This is a weekend to remember when it comes to the convergence of big ideas, Month of Photography 2021 and exhibitions you’ll be talking about for a while.
Here’s where the action is; it really doesn’t get any better than this.
Theresa Anderson, “Women’s Mouths From Magazines,” 2021, hand-cut collage, at Alto Gallery.
Theresa Anderson, Denver Collage Club
Denver Collage Club and the Unperson Project, Thought Objects: Being, Essence and Notion
Alto Gallery, 4345 West 41st Street
Through March 27
Members of the local Denver Collage Club and the Unperson Project of Mexico City continue on the themes of their partner shows at RedLine examining modern disconnect and cancel culture at Alto with a second feast for the eyes.
Melissa Furness and Rian Kerrane, “Port of Gilded Proclivities,” 2020, oil painting on canvas, cast and fabricated metal, video.
Melissa Furness and Rian Kerrane
Rian Kerrane and Melissa Furness, histordomest-icity
Center for the Arts Evergreen, 31880 Rocky Village Drive, Evergreen
Through April 9
Painter Melissa Furness and sculptor Rian Kerrane both reach back in time to make contemporary statements, stoking an ongoing seven-year series of collaborative installation works that juxtapose their distinctive parallel practices. If Evergreen is too far off the beaten path for you, CAE has published the show catalogue on the ISSUU platform for perusal.

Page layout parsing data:
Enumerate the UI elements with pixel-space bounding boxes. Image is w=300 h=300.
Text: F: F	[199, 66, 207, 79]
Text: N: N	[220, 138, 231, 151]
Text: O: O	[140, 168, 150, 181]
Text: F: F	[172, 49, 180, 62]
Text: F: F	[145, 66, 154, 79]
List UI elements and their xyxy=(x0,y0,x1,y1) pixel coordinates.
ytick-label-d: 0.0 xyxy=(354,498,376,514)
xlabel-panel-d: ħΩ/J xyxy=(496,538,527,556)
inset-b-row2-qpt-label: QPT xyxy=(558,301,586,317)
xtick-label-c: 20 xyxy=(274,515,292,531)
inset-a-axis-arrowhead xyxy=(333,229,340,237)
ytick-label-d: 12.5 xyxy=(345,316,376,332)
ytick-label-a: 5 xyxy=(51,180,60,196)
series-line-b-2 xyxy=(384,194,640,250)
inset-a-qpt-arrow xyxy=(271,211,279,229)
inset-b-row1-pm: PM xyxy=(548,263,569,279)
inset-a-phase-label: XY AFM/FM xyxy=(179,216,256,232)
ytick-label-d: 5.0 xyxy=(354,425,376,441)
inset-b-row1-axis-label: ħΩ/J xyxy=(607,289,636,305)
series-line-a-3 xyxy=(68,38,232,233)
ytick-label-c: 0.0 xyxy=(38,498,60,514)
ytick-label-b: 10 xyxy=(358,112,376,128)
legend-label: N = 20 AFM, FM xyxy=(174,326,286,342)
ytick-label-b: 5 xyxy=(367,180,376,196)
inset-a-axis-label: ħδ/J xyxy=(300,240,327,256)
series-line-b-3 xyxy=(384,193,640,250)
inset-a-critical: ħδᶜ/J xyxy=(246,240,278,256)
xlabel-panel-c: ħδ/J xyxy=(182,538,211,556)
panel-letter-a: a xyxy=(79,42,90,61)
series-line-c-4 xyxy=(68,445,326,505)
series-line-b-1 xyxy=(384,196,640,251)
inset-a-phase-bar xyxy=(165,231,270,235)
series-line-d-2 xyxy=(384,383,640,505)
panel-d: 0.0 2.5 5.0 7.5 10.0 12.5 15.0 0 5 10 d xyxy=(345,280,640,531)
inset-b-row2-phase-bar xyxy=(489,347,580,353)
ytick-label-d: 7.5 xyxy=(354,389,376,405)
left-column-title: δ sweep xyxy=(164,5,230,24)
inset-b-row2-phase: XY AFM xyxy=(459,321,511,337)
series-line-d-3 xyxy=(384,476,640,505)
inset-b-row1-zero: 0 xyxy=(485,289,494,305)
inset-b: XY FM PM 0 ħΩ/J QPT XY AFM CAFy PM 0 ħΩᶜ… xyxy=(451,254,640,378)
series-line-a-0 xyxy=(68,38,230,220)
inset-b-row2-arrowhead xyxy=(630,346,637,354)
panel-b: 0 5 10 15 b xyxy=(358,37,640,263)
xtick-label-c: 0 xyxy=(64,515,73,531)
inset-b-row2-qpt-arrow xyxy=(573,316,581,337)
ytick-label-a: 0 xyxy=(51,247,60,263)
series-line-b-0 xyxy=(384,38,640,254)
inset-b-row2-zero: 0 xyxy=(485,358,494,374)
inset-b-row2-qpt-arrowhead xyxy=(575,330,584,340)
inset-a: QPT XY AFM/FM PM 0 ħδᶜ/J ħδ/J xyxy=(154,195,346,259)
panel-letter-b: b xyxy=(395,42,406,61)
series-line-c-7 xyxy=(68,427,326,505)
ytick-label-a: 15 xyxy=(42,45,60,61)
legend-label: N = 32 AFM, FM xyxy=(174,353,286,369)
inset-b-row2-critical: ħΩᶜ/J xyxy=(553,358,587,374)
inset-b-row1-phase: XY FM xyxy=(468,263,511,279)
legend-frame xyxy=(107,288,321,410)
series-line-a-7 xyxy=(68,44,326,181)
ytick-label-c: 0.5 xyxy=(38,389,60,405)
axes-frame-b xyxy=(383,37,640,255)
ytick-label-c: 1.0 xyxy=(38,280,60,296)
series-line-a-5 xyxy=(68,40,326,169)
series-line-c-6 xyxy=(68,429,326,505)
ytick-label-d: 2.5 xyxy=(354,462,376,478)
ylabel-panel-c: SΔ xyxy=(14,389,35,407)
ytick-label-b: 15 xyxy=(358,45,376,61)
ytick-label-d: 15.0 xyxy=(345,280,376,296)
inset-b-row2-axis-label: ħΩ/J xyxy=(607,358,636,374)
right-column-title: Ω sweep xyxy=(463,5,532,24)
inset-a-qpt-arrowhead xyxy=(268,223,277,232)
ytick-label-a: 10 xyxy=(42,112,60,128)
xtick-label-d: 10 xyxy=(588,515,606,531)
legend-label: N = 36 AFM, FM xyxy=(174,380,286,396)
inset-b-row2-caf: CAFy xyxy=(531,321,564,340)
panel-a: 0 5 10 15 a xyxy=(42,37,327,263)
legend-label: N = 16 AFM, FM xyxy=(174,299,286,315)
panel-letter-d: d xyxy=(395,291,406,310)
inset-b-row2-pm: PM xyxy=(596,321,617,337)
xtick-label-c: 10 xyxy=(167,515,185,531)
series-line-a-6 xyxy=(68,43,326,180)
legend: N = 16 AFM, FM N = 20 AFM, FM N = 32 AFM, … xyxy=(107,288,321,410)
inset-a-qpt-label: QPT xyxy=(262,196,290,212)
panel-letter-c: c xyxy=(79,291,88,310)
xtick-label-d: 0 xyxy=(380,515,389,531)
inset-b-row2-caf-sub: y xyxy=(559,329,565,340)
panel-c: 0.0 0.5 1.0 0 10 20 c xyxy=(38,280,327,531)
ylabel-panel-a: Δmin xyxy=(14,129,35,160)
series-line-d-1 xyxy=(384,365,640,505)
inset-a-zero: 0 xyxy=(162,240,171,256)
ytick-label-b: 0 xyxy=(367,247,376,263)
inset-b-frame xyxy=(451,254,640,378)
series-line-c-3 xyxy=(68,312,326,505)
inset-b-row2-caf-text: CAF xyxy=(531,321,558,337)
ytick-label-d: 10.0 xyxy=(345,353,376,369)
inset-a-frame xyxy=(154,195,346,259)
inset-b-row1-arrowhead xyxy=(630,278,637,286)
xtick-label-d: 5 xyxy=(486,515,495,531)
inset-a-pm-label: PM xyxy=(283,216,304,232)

### PROMPT
Rewrite everything in the exhibition roundup from "Here’s where the" down to "at Alto Gallery.", putting "excitement" in place of "action".

### TASK OUTPUT
Here’s where the excitement is; it really doesn’t get any better than this.
Theresa Anderson, “Women’s Mouths From Magazines,” 2021, hand-cut collage, at Alto Gallery.